Goal — Without omitting anything, return the records precisely as given.

Provided records —
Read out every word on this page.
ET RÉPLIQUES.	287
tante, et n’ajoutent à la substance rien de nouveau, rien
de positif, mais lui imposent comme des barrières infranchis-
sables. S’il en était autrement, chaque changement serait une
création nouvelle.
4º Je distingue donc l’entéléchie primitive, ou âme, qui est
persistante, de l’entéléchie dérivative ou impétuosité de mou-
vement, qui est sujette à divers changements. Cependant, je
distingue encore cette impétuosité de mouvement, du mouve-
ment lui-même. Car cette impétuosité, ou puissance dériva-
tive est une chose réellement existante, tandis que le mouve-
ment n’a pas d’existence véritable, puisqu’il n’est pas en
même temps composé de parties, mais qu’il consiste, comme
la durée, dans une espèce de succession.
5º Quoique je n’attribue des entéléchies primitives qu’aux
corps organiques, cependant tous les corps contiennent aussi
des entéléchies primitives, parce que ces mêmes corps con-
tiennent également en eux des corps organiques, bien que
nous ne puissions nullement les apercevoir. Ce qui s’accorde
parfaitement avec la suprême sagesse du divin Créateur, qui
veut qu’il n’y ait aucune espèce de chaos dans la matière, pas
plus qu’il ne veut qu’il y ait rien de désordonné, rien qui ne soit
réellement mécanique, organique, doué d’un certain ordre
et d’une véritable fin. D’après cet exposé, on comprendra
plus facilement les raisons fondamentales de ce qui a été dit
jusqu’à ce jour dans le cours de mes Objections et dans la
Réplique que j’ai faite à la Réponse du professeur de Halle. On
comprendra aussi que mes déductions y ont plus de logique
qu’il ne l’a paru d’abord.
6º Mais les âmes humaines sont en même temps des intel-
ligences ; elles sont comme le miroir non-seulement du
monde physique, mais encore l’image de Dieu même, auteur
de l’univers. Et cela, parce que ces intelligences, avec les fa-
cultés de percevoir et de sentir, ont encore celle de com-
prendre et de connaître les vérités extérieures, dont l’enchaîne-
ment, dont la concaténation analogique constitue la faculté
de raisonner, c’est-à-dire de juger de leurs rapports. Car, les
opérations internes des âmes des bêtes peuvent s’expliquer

Correct response —
Read out every word on this page.
ET RÉPLIQUES.	287
tante, et n’ajoutent à la substance rien de nouveau, rien
de positif, mais lui imposent comme des barrières infranchis-
sables. S’il en était autrement, chaque changement serait une
création nouvelle.
4º Je distingue donc l’entéléchie primitive, ou âme, qui est
persistante, de l’entéléchie dérivative ou impétuosité de mou-
vement, qui est sujette à divers changements. Cependant, je
distingue encore cette impétuosité de mouvement, du mouve-
ment lui-même. Car cette impétuosité, ou puissance dériva-
tive est une chose réellement existante, tandis que le mouve-
ment n’a pas d’existence véritable, puisqu’il n’est pas en
même temps composé de parties, mais qu’il consiste, comme
la durée, dans une espèce de succession.
5º Quoique je n’attribue des entéléchies primitives qu’aux
corps organiques, cependant tous les corps contiennent aussi
des entéléchies primitives, parce que ces mêmes corps con-
tiennent également en eux des corps organiques, bien que
nous ne puissions nullement les apercevoir. Ce qui s’accorde
parfaitement avec la suprême sagesse du divin Créateur, qui
veut qu’il n’y ait aucune espèce de chaos dans la matière, pas
plus qu’il ne veut qu’il y ait rien de désordonné, rien qui ne soit
réellement mécanique, organique, doué d’un certain ordre
et d’une véritable fin. D’après cet exposé, on comprendra
plus facilement les raisons fondamentales de ce qui a été dit
jusqu’à ce jour dans le cours de mes Objections et dans la
Réplique que j’ai faite à la Réponse du professeur de Halle. On
comprendra aussi que mes déductions y ont plus de logique
qu’il ne l’a paru d’abord.
6º Mais les âmes humaines sont en même temps des intel-
ligences ; elles sont comme le miroir non-seulement du
monde physique, mais encore l’image de Dieu même, auteur
de l’univers. Et cela, parce que ces intelligences, avec les fa-
cultés de percevoir et de sentir, ont encore celle de com-
prendre et de connaître les vérités extérieures, dont l’enchaîne-
ment, dont la concaténation analogique constitue la faculté
de raisonner, c’est-à-dire de juger de leurs rapports. Car, les
opérations internes des âmes des bêtes peuvent s’expliquer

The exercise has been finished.